§ **What you are asked to do**
Copy each line in the data that includes the word "попадёт".

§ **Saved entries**
>> START

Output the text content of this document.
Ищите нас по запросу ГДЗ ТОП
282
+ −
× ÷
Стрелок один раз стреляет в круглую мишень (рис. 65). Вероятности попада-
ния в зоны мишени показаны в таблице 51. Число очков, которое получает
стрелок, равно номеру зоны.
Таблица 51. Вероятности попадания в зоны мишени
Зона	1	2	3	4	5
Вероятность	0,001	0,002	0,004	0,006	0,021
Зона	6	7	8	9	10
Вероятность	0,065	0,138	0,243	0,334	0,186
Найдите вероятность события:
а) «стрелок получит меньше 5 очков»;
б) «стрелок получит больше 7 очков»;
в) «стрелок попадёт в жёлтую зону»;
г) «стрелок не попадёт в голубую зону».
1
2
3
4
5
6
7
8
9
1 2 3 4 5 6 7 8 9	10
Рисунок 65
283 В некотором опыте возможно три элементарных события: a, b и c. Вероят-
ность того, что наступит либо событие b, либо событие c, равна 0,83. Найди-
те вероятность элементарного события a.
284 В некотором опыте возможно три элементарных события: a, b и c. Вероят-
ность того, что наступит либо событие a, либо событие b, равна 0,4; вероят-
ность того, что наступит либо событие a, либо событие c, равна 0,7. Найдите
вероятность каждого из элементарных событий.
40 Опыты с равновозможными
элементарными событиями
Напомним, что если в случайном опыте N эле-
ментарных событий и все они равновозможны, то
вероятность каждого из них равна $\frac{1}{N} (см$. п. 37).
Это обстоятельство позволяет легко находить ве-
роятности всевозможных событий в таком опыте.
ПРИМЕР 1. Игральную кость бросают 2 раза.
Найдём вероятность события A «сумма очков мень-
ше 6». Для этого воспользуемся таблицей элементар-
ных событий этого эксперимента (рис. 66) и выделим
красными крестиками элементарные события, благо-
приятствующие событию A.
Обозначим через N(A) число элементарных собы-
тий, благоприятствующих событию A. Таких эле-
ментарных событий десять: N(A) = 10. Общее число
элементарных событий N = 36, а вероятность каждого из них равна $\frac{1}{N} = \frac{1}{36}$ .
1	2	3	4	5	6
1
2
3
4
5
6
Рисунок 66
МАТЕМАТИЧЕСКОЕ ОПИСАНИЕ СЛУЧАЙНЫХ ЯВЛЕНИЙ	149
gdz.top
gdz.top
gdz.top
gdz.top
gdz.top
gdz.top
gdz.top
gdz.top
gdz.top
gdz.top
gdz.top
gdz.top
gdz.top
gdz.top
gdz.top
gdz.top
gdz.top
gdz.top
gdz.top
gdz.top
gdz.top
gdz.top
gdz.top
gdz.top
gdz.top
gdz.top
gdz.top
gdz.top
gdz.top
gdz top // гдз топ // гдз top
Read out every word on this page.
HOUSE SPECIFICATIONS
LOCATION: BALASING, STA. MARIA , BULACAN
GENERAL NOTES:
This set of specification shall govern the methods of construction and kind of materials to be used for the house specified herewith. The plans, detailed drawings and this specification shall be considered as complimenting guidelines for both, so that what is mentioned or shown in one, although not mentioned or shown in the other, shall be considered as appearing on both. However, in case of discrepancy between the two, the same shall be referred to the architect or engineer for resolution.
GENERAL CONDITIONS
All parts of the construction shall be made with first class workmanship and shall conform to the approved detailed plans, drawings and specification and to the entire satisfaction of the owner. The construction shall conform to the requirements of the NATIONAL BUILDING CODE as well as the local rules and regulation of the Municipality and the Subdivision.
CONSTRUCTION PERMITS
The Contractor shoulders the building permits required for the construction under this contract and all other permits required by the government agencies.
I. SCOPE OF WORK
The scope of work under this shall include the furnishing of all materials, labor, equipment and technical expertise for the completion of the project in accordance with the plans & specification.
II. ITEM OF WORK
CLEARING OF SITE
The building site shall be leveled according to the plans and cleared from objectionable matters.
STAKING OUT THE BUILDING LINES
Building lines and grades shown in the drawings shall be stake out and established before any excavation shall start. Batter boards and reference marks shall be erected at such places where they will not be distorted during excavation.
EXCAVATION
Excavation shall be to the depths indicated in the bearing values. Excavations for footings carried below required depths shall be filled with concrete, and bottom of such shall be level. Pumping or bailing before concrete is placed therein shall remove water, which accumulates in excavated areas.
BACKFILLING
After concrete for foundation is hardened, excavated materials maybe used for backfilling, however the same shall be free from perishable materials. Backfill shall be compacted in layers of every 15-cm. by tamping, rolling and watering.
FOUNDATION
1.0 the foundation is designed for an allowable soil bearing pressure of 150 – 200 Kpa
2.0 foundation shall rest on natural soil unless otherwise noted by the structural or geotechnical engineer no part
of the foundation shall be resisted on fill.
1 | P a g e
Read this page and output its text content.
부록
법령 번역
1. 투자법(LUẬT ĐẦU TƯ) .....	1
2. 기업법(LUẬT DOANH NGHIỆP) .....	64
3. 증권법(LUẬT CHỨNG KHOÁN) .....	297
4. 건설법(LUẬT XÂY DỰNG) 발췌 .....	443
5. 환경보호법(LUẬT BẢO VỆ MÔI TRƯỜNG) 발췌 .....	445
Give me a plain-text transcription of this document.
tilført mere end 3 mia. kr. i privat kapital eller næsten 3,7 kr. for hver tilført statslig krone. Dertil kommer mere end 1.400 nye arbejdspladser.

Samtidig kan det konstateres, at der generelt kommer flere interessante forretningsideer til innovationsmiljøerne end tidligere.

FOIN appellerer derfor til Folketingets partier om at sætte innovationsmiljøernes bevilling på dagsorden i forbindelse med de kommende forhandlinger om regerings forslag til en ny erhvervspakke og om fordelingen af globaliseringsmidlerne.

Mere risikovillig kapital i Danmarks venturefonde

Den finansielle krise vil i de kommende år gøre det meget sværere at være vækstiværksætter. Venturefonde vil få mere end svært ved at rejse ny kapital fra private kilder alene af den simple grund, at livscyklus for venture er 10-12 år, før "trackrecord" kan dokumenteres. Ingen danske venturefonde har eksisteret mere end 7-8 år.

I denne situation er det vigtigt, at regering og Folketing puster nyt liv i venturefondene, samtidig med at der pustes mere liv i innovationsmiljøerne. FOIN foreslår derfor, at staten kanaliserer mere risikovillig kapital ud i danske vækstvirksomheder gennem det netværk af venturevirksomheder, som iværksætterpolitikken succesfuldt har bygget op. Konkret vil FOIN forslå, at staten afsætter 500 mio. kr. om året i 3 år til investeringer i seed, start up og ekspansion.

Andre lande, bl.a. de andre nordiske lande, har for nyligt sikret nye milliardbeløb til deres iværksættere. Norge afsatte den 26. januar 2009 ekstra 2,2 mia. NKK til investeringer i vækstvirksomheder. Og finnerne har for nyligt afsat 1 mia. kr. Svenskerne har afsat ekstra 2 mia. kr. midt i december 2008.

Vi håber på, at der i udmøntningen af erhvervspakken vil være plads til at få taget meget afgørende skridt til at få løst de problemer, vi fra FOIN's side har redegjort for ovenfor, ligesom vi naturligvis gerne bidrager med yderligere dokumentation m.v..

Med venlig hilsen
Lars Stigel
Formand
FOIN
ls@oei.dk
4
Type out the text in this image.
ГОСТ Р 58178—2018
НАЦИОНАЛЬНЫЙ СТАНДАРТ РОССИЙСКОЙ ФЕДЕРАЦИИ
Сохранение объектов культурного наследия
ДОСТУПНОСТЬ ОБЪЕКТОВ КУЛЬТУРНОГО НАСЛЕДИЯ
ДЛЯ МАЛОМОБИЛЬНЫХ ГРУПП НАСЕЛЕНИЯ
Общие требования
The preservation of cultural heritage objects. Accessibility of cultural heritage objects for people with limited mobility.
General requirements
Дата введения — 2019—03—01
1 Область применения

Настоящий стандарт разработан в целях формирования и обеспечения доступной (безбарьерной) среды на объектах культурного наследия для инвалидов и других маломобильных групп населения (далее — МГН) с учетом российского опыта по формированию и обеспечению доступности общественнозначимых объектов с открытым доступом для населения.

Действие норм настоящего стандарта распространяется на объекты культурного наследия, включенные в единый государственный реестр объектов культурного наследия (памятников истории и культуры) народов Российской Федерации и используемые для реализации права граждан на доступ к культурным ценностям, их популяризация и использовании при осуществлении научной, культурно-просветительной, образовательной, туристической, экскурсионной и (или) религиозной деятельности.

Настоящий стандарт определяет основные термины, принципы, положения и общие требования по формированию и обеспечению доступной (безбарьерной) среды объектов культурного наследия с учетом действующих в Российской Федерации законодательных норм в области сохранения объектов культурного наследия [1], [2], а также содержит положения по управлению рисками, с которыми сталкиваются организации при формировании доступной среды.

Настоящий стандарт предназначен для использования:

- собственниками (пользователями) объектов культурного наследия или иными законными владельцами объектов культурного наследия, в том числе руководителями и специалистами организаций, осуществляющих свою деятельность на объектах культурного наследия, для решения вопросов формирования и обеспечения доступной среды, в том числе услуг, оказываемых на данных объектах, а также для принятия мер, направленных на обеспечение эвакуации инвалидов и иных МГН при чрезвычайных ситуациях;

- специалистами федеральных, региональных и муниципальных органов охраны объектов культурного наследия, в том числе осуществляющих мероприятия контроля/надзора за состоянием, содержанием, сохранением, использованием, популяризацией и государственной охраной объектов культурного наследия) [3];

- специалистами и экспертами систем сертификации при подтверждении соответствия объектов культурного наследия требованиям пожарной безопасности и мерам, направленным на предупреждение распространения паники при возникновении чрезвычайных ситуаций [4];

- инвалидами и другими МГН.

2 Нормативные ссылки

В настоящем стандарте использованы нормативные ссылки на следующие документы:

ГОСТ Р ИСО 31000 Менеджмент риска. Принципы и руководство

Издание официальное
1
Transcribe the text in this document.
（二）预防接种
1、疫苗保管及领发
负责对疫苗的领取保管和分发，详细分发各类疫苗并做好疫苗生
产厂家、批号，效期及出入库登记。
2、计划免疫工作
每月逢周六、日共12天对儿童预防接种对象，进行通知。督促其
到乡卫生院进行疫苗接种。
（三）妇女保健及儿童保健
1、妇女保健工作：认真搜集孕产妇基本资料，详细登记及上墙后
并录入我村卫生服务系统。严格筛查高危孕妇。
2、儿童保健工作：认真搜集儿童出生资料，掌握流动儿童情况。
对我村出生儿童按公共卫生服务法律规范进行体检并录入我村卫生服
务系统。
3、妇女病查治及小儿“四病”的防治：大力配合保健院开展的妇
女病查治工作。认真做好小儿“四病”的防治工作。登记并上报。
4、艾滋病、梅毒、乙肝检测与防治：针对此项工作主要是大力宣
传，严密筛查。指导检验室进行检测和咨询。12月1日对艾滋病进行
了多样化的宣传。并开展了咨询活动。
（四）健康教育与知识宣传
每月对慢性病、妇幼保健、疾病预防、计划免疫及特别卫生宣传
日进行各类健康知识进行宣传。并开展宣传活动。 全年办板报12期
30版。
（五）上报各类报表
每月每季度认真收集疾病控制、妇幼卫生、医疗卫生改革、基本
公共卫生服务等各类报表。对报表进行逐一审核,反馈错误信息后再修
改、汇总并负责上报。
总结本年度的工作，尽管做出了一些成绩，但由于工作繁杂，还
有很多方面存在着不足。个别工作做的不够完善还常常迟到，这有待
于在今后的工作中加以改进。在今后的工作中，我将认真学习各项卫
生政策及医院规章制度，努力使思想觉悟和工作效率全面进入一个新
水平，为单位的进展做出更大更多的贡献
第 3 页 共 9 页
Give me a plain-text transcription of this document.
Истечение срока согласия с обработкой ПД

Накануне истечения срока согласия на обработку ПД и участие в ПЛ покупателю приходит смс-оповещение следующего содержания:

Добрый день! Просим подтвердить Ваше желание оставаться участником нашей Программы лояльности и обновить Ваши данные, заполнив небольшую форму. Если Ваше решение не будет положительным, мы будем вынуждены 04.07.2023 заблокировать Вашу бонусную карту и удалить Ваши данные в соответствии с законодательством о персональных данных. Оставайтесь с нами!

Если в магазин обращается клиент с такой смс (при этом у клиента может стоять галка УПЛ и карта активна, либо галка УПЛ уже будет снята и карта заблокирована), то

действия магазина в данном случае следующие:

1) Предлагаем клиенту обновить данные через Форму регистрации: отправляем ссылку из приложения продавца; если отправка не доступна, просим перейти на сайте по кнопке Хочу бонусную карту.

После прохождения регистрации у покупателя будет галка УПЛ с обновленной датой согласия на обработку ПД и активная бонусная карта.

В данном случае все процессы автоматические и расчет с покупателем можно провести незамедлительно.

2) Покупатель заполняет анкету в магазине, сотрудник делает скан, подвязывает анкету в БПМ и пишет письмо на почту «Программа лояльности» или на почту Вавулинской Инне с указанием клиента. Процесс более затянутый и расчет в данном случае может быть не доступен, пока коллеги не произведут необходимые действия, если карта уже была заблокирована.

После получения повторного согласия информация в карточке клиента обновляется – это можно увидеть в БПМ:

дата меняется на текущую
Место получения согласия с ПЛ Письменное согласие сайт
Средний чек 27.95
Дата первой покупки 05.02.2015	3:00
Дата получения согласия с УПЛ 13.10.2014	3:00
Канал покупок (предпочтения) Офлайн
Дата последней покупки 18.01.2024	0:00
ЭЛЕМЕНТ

>> END

§ **Exercise response**
в) «стрелок попадёт в жёлтую зону»;
г) «стрелок не попадёт в голубую зону».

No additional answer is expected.